[begin DATA IN THIS EXERCISE]
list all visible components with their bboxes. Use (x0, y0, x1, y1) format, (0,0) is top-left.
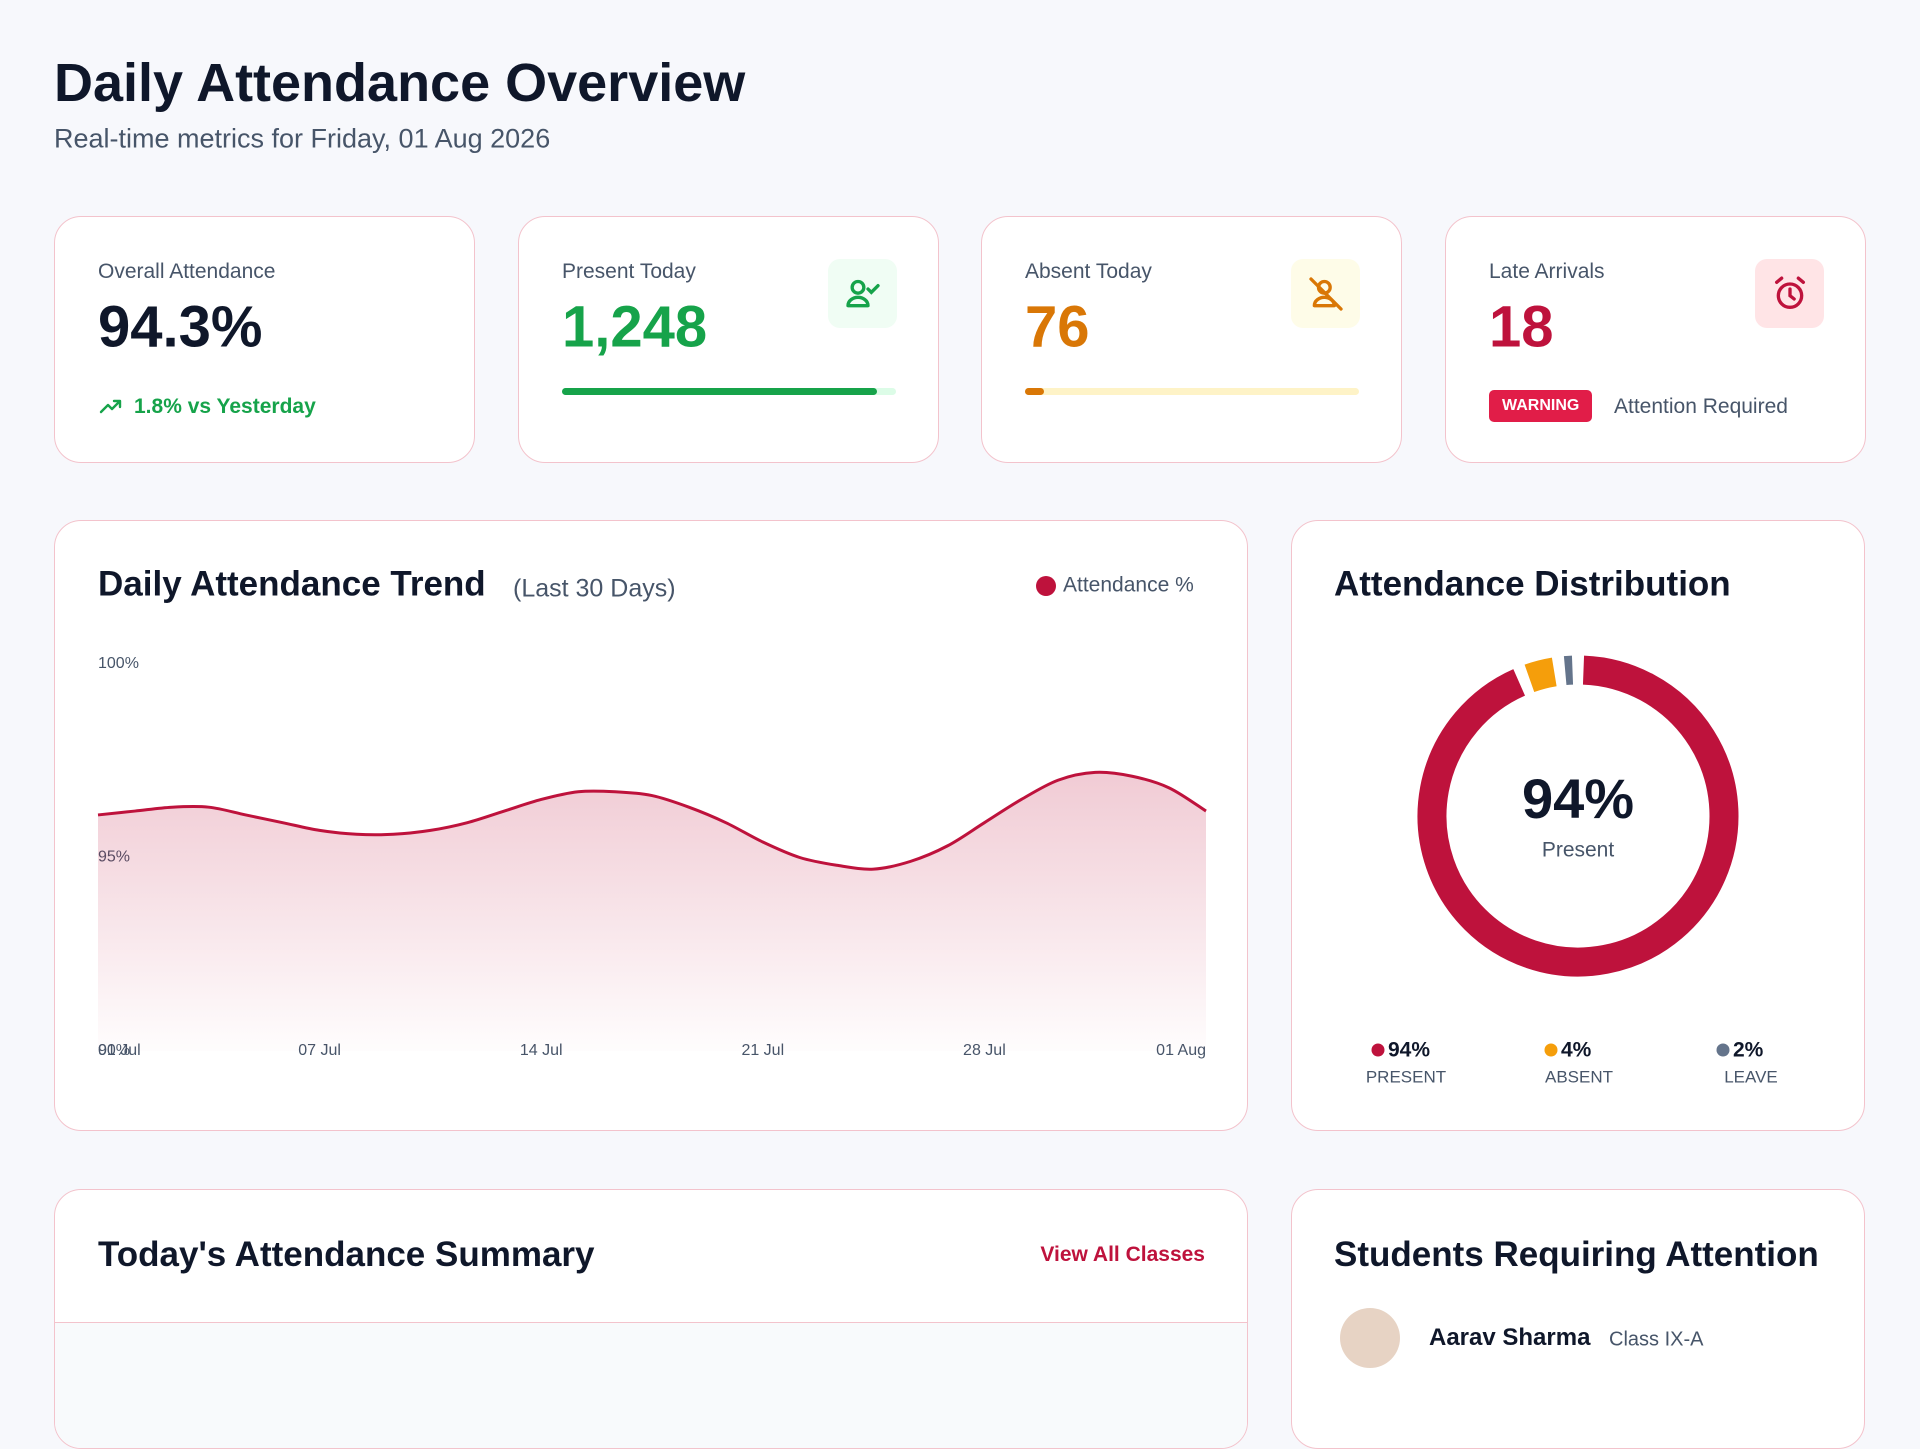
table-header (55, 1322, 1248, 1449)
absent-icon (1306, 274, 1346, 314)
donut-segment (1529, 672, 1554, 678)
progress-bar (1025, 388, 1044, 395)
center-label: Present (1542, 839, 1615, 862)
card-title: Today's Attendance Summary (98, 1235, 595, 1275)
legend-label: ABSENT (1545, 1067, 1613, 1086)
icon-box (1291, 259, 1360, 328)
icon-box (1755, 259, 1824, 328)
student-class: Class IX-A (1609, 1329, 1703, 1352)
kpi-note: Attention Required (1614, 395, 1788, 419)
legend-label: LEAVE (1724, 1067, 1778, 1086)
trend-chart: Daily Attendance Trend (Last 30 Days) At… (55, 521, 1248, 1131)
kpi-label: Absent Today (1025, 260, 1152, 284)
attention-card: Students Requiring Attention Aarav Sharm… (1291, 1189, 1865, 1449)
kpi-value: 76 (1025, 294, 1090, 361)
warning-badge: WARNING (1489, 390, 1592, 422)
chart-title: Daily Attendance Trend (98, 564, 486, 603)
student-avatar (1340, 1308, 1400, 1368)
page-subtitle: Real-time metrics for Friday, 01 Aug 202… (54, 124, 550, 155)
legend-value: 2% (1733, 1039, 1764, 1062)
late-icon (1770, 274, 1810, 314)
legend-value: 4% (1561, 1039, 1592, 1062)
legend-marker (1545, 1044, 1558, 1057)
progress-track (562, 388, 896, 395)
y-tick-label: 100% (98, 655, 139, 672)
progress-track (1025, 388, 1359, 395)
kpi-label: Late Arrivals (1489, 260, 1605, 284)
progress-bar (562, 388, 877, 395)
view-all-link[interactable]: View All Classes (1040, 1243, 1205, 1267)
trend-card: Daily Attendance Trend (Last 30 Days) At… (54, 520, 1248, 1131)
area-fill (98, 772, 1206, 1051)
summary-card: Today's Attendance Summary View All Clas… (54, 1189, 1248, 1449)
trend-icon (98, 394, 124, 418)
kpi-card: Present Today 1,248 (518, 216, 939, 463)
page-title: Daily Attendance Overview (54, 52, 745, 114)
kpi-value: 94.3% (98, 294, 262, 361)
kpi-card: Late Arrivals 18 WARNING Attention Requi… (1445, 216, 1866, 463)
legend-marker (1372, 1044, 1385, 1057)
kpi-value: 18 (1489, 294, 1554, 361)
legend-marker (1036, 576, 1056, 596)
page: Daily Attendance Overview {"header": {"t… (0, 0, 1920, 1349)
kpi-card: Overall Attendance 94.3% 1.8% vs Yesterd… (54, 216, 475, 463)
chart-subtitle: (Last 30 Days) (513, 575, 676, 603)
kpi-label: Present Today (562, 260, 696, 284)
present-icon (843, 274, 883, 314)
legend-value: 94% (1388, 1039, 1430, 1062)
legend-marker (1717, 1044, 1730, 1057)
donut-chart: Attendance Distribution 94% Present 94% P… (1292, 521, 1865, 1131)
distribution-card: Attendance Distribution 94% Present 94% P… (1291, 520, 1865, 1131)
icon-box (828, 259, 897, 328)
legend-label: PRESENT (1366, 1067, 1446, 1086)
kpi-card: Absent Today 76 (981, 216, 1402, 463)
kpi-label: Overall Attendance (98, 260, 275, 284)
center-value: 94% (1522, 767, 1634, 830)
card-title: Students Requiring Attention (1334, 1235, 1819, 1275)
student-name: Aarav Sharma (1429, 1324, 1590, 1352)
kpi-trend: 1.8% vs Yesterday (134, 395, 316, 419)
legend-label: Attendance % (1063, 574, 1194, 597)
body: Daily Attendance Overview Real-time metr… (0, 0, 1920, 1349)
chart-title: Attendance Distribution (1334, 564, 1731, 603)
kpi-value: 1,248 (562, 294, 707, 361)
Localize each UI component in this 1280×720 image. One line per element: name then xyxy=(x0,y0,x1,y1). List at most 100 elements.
[end DATA IN THIS EXERCISE]
WHAT YOU NEED TO DO:
Please edit the data above, replacing every "kpi-label" with "metric-label" and leaving all else unchanged. Leave the pictures out of your answer.

THE COMPLETED TASK:
list all visible components with their bboxes. Use (x0, y0, x1, y1) format, (0,0) is top-left.
table-header (55, 1322, 1248, 1449)
absent-icon (1306, 274, 1346, 314)
donut-segment (1529, 672, 1554, 678)
progress-bar (1025, 388, 1044, 395)
center-label: Present (1542, 839, 1615, 862)
card-title: Today's Attendance Summary (98, 1235, 595, 1275)
legend-label: ABSENT (1545, 1067, 1613, 1086)
icon-box (1291, 259, 1360, 328)
icon-box (1755, 259, 1824, 328)
student-class: Class IX-A (1609, 1329, 1703, 1352)
kpi-note: Attention Required (1614, 395, 1788, 419)
legend-label: LEAVE (1724, 1067, 1778, 1086)
trend-chart: Daily Attendance Trend (Last 30 Days) At… (55, 521, 1248, 1131)
metric-label: Absent Today (1025, 260, 1152, 284)
attention-card: Students Requiring Attention Aarav Sharm… (1291, 1189, 1865, 1449)
kpi-value: 76 (1025, 294, 1090, 361)
warning-badge: WARNING (1489, 390, 1592, 422)
chart-title: Daily Attendance Trend (98, 564, 486, 603)
student-avatar (1340, 1308, 1400, 1368)
page-subtitle: Real-time metrics for Friday, 01 Aug 202… (54, 124, 550, 155)
legend-value: 2% (1733, 1039, 1764, 1062)
late-icon (1770, 274, 1810, 314)
legend-value: 4% (1561, 1039, 1592, 1062)
legend-marker (1545, 1044, 1558, 1057)
progress-track (562, 388, 896, 395)
y-tick-label: 100% (98, 655, 139, 672)
progress-track (1025, 388, 1359, 395)
metric-label: Late Arrivals (1489, 260, 1605, 284)
progress-bar (562, 388, 877, 395)
view-all-link[interactable]: View All Classes (1040, 1243, 1205, 1267)
trend-card: Daily Attendance Trend (Last 30 Days) At… (54, 520, 1248, 1131)
area-fill (98, 772, 1206, 1051)
summary-card: Today's Attendance Summary View All Clas… (54, 1189, 1248, 1449)
trend-icon (98, 394, 124, 418)
kpi-card: Present Today 1,248 (518, 216, 939, 463)
page-title: Daily Attendance Overview (54, 52, 745, 114)
kpi-value: 94.3% (98, 294, 262, 361)
kpi-card: Late Arrivals 18 WARNING Attention Requi… (1445, 216, 1866, 463)
legend-marker (1372, 1044, 1385, 1057)
kpi-value: 18 (1489, 294, 1554, 361)
legend-marker (1036, 576, 1056, 596)
page: Daily Attendance Overview {"header": {"t… (0, 0, 1920, 1349)
kpi-card: Overall Attendance 94.3% 1.8% vs Yesterd… (54, 216, 475, 463)
chart-subtitle: (Last 30 Days) (513, 575, 676, 603)
metric-label: Present Today (562, 260, 696, 284)
present-icon (843, 274, 883, 314)
legend-value: 94% (1388, 1039, 1430, 1062)
legend-marker (1717, 1044, 1730, 1057)
donut-chart: Attendance Distribution 94% Present 94% P… (1292, 521, 1865, 1131)
distribution-card: Attendance Distribution 94% Present 94% P… (1291, 520, 1865, 1131)
icon-box (828, 259, 897, 328)
legend-label: PRESENT (1366, 1067, 1446, 1086)
kpi-card: Absent Today 76 (981, 216, 1402, 463)
metric-label: Overall Attendance (98, 260, 275, 284)
center-value: 94% (1522, 767, 1634, 830)
card-title: Students Requiring Attention (1334, 1235, 1819, 1275)
student-name: Aarav Sharma (1429, 1324, 1590, 1352)
kpi-trend: 1.8% vs Yesterday (134, 395, 316, 419)
legend-label: Attendance % (1063, 574, 1194, 597)
body: Daily Attendance Overview Real-time metr… (0, 0, 1920, 1349)
chart-title: Attendance Distribution (1334, 564, 1731, 603)
kpi-value: 1,248 (562, 294, 707, 361)
Localize each UI component in this 1280×720 image. One line per element: name then xyxy=(x0,y0,x1,y1). List at most 100 elements.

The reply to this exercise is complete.